Quote all of the data exactly as given. Skip every picture it contains.

______

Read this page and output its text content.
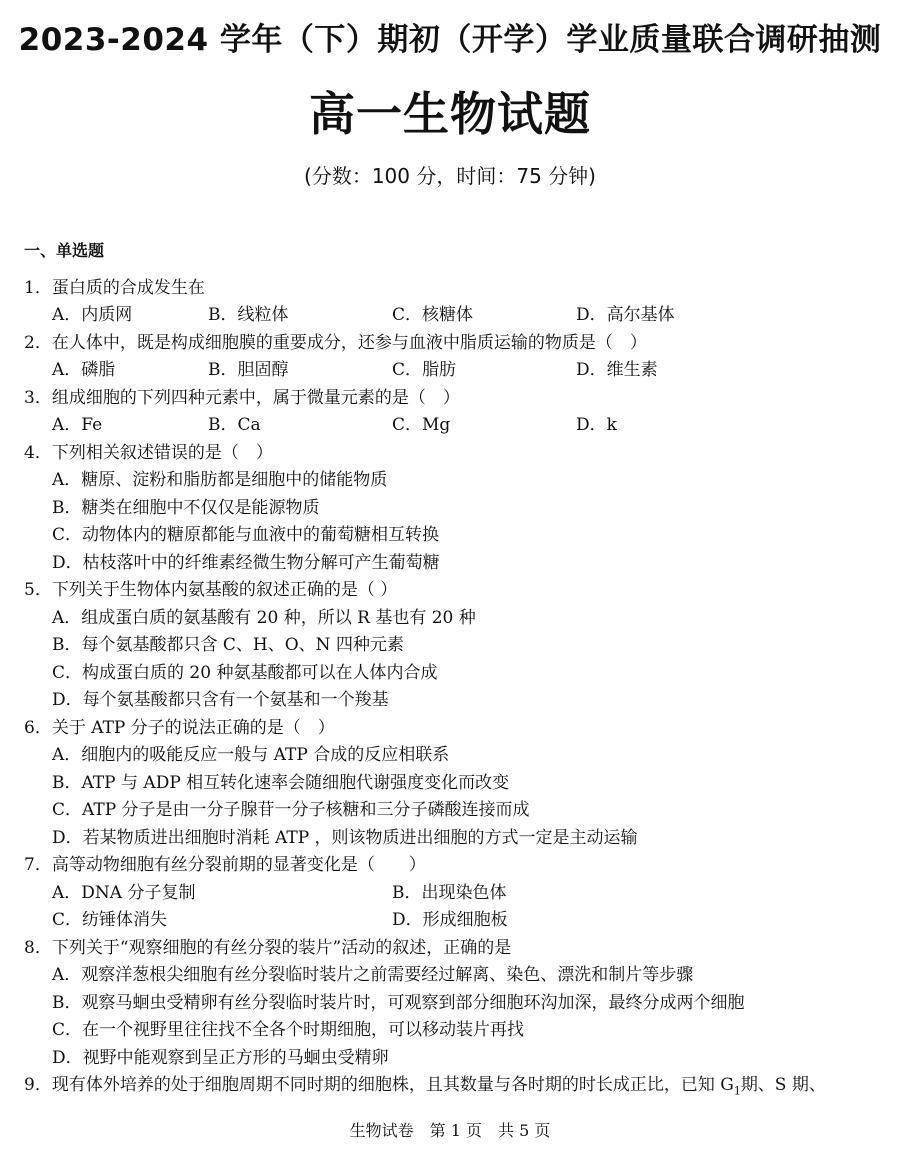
2023-2024 学年（下）期初（开学）学业质量联合调研抽测
高一生物试题
(分数：100 分，时间：75 分钟)
一、单选题
1．蛋白质的合成发生在
A．内质网	B．线粒体	C．核糖体	D．高尔基体
2．在人体中，既是构成细胞膜的重要成分，还参与血液中脂质运输的物质是（　）
A．磷脂	B．胆固醇	C．脂肪	D．维生素
3．组成细胞的下列四种元素中，属于微量元素的是（　）
A．Fe	B．Ca	C．Mg	D．k
4．下列相关叙述错误的是（　）
A．糖原、淀粉和脂肪都是细胞中的储能物质
B．糖类在细胞中不仅仅是能源物质
C．动物体内的糖原都能与血液中的葡萄糖相互转换
D．枯枝落叶中的纤维素经微生物分解可产生葡萄糖
5．下列关于生物体内氨基酸的叙述正确的是（ ）
A．组成蛋白质的氨基酸有 20 种，所以 R 基也有 20 种
B．每个氨基酸都只含 C、H、O、N 四种元素
C．构成蛋白质的 20 种氨基酸都可以在人体内合成
D．每个氨基酸都只含有一个氨基和一个羧基
6．关于 ATP 分子的说法正确的是（　）
A．细胞内的吸能反应一般与 ATP 合成的反应相联系
B．ATP 与 ADP 相互转化速率会随细胞代谢强度变化而改变
C．ATP 分子是由一分子腺苷一分子核糖和三分子磷酸连接而成
D．若某物质进出细胞时消耗 ATP ，则该物质进出细胞的方式一定是主动运输
7．高等动物细胞有丝分裂前期的显著变化是（　　）
A．DNA 分子复制	B．出现染色体
C．纺锤体消失	D．形成细胞板
8．下列关于“观察细胞的有丝分裂的装片”活动的叙述，正确的是
A．观察洋葱根尖细胞有丝分裂临时装片之前需要经过解离、染色、漂洗和制片等步骤
B．观察马蛔虫受精卵有丝分裂临时装片时，可观察到部分细胞环沟加深，最终分成两个细胞
C．在一个视野里往往找不全各个时期细胞，可以移动装片再找
D．视野中能观察到呈正方形的马蛔虫受精卵
9．现有体外培养的处于细胞周期不同时期的细胞株，且其数量与各时期的时长成正比，已知 $G_1$期、S 期、
生物试卷　第 1 页　共 5 页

______

**TASK ANSWER**:
Read this page and output its text content.
2023-2024 学年（下）期初（开学）学业质量联合调研抽测
高一生物试题
(分数：100 分，时间：75 分钟)
一、单选题
1．蛋白质的合成发生在
A．内质网	B．线粒体	C．核糖体	D．高尔基体
2．在人体中，既是构成细胞膜的重要成分，还参与血液中脂质运输的物质是（　）
A．磷脂	B．胆固醇	C．脂肪	D．维生素
3．组成细胞的下列四种元素中，属于微量元素的是（　）
A．Fe	B．Ca	C．Mg	D．k
4．下列相关叙述错误的是（　）
A．糖原、淀粉和脂肪都是细胞中的储能物质
B．糖类在细胞中不仅仅是能源物质
C．动物体内的糖原都能与血液中的葡萄糖相互转换
D．枯枝落叶中的纤维素经微生物分解可产生葡萄糖
5．下列关于生物体内氨基酸的叙述正确的是（ ）
A．组成蛋白质的氨基酸有 20 种，所以 R 基也有 20 种
B．每个氨基酸都只含 C、H、O、N 四种元素
C．构成蛋白质的 20 种氨基酸都可以在人体内合成
D．每个氨基酸都只含有一个氨基和一个羧基
6．关于 ATP 分子的说法正确的是（　）
A．细胞内的吸能反应一般与 ATP 合成的反应相联系
B．ATP 与 ADP 相互转化速率会随细胞代谢强度变化而改变
C．ATP 分子是由一分子腺苷一分子核糖和三分子磷酸连接而成
D．若某物质进出细胞时消耗 ATP ，则该物质进出细胞的方式一定是主动运输
7．高等动物细胞有丝分裂前期的显著变化是（　　）
A．DNA 分子复制	B．出现染色体
C．纺锤体消失	D．形成细胞板
8．下列关于“观察细胞的有丝分裂的装片”活动的叙述，正确的是
A．观察洋葱根尖细胞有丝分裂临时装片之前需要经过解离、染色、漂洗和制片等步骤
B．观察马蛔虫受精卵有丝分裂临时装片时，可观察到部分细胞环沟加深，最终分成两个细胞
C．在一个视野里往往找不全各个时期细胞，可以移动装片再找
D．视野中能观察到呈正方形的马蛔虫受精卵
9．现有体外培养的处于细胞周期不同时期的细胞株，且其数量与各时期的时长成正比，已知 $G_1$期、S 期、
生物试卷　第 1 页　共 5 页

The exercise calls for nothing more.